## WHAT YOU ARE ASKED TO DO
Only the number is wanted: how many lines of these entries contain the word "content"?

## RECORDS SHOWN
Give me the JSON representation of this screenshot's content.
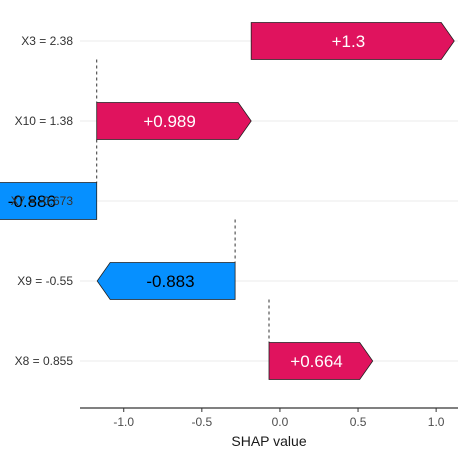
{
  "chart_data": {
    "type": "waterfall",
    "xlabel": "SHAP value",
    "xlim": [
      -1.28,
      1.14
    ],
    "x_ticks": [
      {
        "value": -1.0,
        "label": "-1.0"
      },
      {
        "value": -0.5,
        "label": "-0.5"
      },
      {
        "value": 0.0,
        "label": "0.0"
      },
      {
        "value": 0.5,
        "label": "0.5"
      },
      {
        "value": 1.0,
        "label": "1.0"
      }
    ],
    "grid": true,
    "colors": {
      "positive": "#e0135e",
      "negative": "#0690ff",
      "gridline": "#ebebeb"
    },
    "features": [
      {
        "name": "X3 = 2.38",
        "start": -0.184,
        "value": 1.3,
        "label": "+1.3",
        "label_color": "#ffffff"
      },
      {
        "name": "X10 = 1.38",
        "start": -1.173,
        "value": 0.989,
        "label": "+0.989",
        "label_color": "#ffffff"
      },
      {
        "name": "X7 = -0.673",
        "start": -1.173,
        "value": -0.886,
        "label": "-0.886",
        "label_color": "#000000"
      },
      {
        "name": "X9 = -0.55",
        "start": -0.287,
        "value": -0.883,
        "label": "-0.883",
        "label_color": "#000000"
      },
      {
        "name": "X8 = 0.855",
        "start": -0.07,
        "value": 0.664,
        "label": "+0.664",
        "label_color": "#ffffff"
      }
    ]
  }
}
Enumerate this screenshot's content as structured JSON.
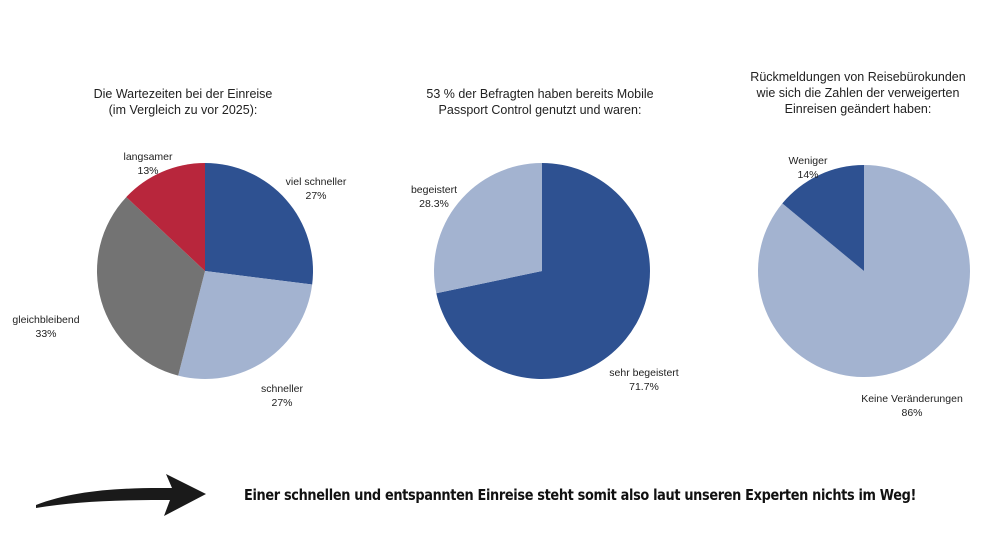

## PROBLEM SOLUTION
2